● **MATERIAL PROVIDED**
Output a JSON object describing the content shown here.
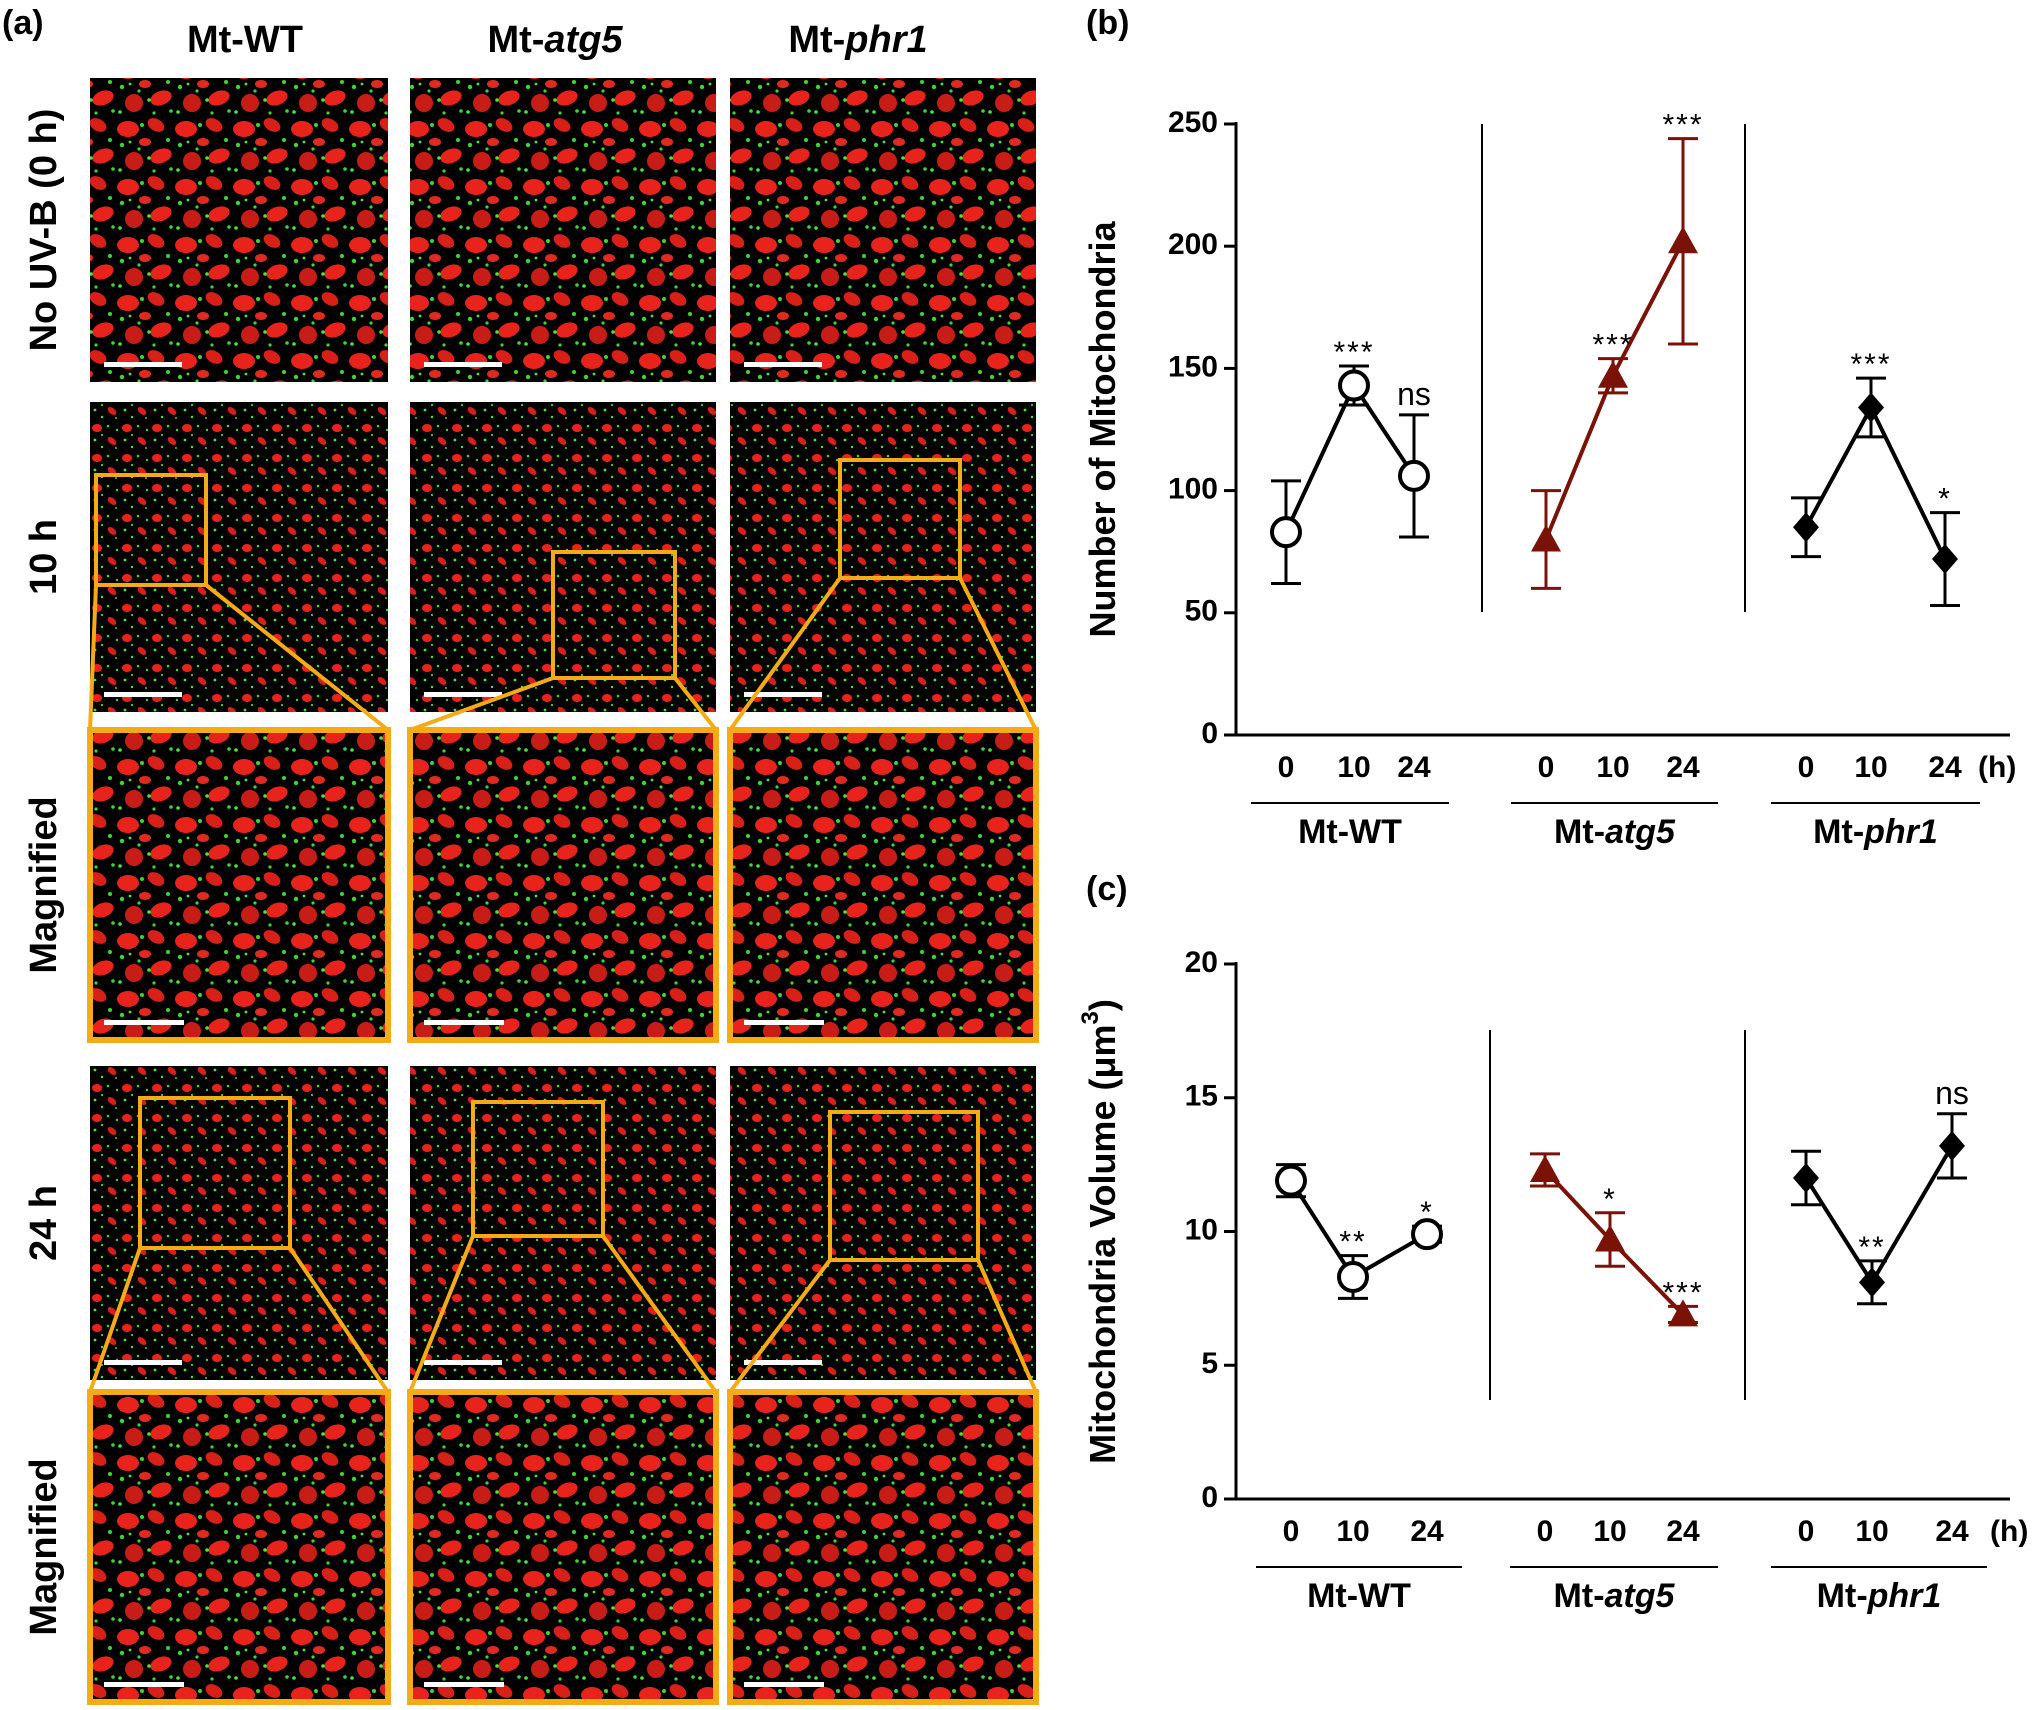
{
  "panel_a": {
    "label": "(a)",
    "columns": [
      {
        "parts": [
          "Mt-WT"
        ]
      },
      {
        "parts": [
          "Mt-",
          "atg5"
        ]
      },
      {
        "parts": [
          "Mt-",
          "phr1"
        ]
      }
    ],
    "rows": [
      {
        "label": "No UV-B (0 h)",
        "kind": "micrograph"
      },
      {
        "label": "10 h",
        "kind": "micrograph"
      },
      {
        "label": "Magnified",
        "kind": "magnified"
      },
      {
        "label": "24 h",
        "kind": "micrograph"
      },
      {
        "label": "Magnified",
        "kind": "magnified"
      }
    ],
    "colors": {
      "chloroplast": "#e8231c",
      "mitochondria": "#3fd62e",
      "background": "#000000",
      "frame": "#f5ab16",
      "scale_bar": "#ffffff"
    },
    "image_description": "Confocal micrographs: red chloroplasts and green mitochondria on black; yellow boxes mark magnified regions; white scale bars."
  },
  "chart_data": [
    {
      "panel": "(b)",
      "type": "line",
      "ylabel": "Number of Mitochondria",
      "ylim": [
        0,
        250
      ],
      "yticks": [
        0,
        50,
        100,
        150,
        200,
        250
      ],
      "x": [
        "0",
        "10",
        "24"
      ],
      "x_unit": "(h)",
      "series": [
        {
          "name": "Mt-WT",
          "label_parts": [
            "Mt-WT"
          ],
          "italic": "",
          "marker": "circle-open",
          "color": "#000000",
          "values": [
            83,
            143,
            106
          ],
          "errors": [
            21,
            8,
            25
          ],
          "significance": [
            "",
            "***",
            "ns"
          ]
        },
        {
          "name": "Mt-atg5",
          "label_parts": [
            "Mt-",
            "atg5"
          ],
          "marker": "triangle",
          "color": "#7b1207",
          "values": [
            80,
            147,
            202
          ],
          "errors": [
            20,
            7,
            42
          ],
          "significance": [
            "",
            "***",
            "***"
          ]
        },
        {
          "name": "Mt-phr1",
          "label_parts": [
            "Mt-",
            "phr1"
          ],
          "marker": "diamond",
          "color": "#000000",
          "values": [
            85,
            134,
            72
          ],
          "errors": [
            12,
            12,
            19
          ],
          "significance": [
            "",
            "***",
            "*"
          ]
        }
      ]
    },
    {
      "panel": "(c)",
      "type": "line",
      "ylabel": "Mitochondria Volume (μm",
      "ylabel_sup": "3",
      "ylabel_end": ")",
      "ylim": [
        0,
        20
      ],
      "yticks": [
        0,
        5,
        10,
        15,
        20
      ],
      "x": [
        "0",
        "10",
        "24"
      ],
      "x_unit": "(h)",
      "series": [
        {
          "name": "Mt-WT",
          "label_parts": [
            "Mt-WT"
          ],
          "marker": "circle-open",
          "color": "#000000",
          "values": [
            11.9,
            8.3,
            9.9
          ],
          "errors": [
            0.6,
            0.8,
            0.3
          ],
          "significance": [
            "",
            "**",
            "*"
          ]
        },
        {
          "name": "Mt-atg5",
          "label_parts": [
            "Mt-",
            "atg5"
          ],
          "marker": "triangle",
          "color": "#7b1207",
          "values": [
            12.3,
            9.7,
            6.9
          ],
          "errors": [
            0.6,
            1.0,
            0.3
          ],
          "significance": [
            "",
            "*",
            "***"
          ]
        },
        {
          "name": "Mt-phr1",
          "label_parts": [
            "Mt-",
            "phr1"
          ],
          "marker": "diamond",
          "color": "#000000",
          "values": [
            12.0,
            8.1,
            13.2
          ],
          "errors": [
            1.0,
            0.8,
            1.2
          ],
          "significance": [
            "",
            "**",
            "ns"
          ]
        }
      ]
    }
  ]
}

● **GOAL**
Write the records out once more, exactly as they appear, with no pictures.

● **SOLUTION TO THE PROBLEM**
Output a JSON object describing the content shown here.
{
  "panel_a": {
    "label": "(a)",
    "columns": [
      {
        "parts": [
          "Mt-WT"
        ]
      },
      {
        "parts": [
          "Mt-",
          "atg5"
        ]
      },
      {
        "parts": [
          "Mt-",
          "phr1"
        ]
      }
    ],
    "rows": [
      {
        "label": "No UV-B (0 h)",
        "kind": "micrograph"
      },
      {
        "label": "10 h",
        "kind": "micrograph"
      },
      {
        "label": "Magnified",
        "kind": "magnified"
      },
      {
        "label": "24 h",
        "kind": "micrograph"
      },
      {
        "label": "Magnified",
        "kind": "magnified"
      }
    ],
    "colors": {
      "chloroplast": "#e8231c",
      "mitochondria": "#3fd62e",
      "background": "#000000",
      "frame": "#f5ab16",
      "scale_bar": "#ffffff"
    },
    "image_description": "Confocal micrographs: red chloroplasts and green mitochondria on black; yellow boxes mark magnified regions; white scale bars."
  },
  "chart_data": [
    {
      "panel": "(b)",
      "type": "line",
      "ylabel": "Number of Mitochondria",
      "ylim": [
        0,
        250
      ],
      "yticks": [
        0,
        50,
        100,
        150,
        200,
        250
      ],
      "x": [
        "0",
        "10",
        "24"
      ],
      "x_unit": "(h)",
      "series": [
        {
          "name": "Mt-WT",
          "label_parts": [
            "Mt-WT"
          ],
          "italic": "",
          "marker": "circle-open",
          "color": "#000000",
          "values": [
            83,
            143,
            106
          ],
          "errors": [
            21,
            8,
            25
          ],
          "significance": [
            "",
            "***",
            "ns"
          ]
        },
        {
          "name": "Mt-atg5",
          "label_parts": [
            "Mt-",
            "atg5"
          ],
          "marker": "triangle",
          "color": "#7b1207",
          "values": [
            80,
            147,
            202
          ],
          "errors": [
            20,
            7,
            42
          ],
          "significance": [
            "",
            "***",
            "***"
          ]
        },
        {
          "name": "Mt-phr1",
          "label_parts": [
            "Mt-",
            "phr1"
          ],
          "marker": "diamond",
          "color": "#000000",
          "values": [
            85,
            134,
            72
          ],
          "errors": [
            12,
            12,
            19
          ],
          "significance": [
            "",
            "***",
            "*"
          ]
        }
      ]
    },
    {
      "panel": "(c)",
      "type": "line",
      "ylabel": "Mitochondria Volume (μm",
      "ylabel_sup": "3",
      "ylabel_end": ")",
      "ylim": [
        0,
        20
      ],
      "yticks": [
        0,
        5,
        10,
        15,
        20
      ],
      "x": [
        "0",
        "10",
        "24"
      ],
      "x_unit": "(h)",
      "series": [
        {
          "name": "Mt-WT",
          "label_parts": [
            "Mt-WT"
          ],
          "marker": "circle-open",
          "color": "#000000",
          "values": [
            11.9,
            8.3,
            9.9
          ],
          "errors": [
            0.6,
            0.8,
            0.3
          ],
          "significance": [
            "",
            "**",
            "*"
          ]
        },
        {
          "name": "Mt-atg5",
          "label_parts": [
            "Mt-",
            "atg5"
          ],
          "marker": "triangle",
          "color": "#7b1207",
          "values": [
            12.3,
            9.7,
            6.9
          ],
          "errors": [
            0.6,
            1.0,
            0.3
          ],
          "significance": [
            "",
            "*",
            "***"
          ]
        },
        {
          "name": "Mt-phr1",
          "label_parts": [
            "Mt-",
            "phr1"
          ],
          "marker": "diamond",
          "color": "#000000",
          "values": [
            12.0,
            8.1,
            13.2
          ],
          "errors": [
            1.0,
            0.8,
            1.2
          ],
          "significance": [
            "",
            "**",
            "ns"
          ]
        }
      ]
    }
  ]
}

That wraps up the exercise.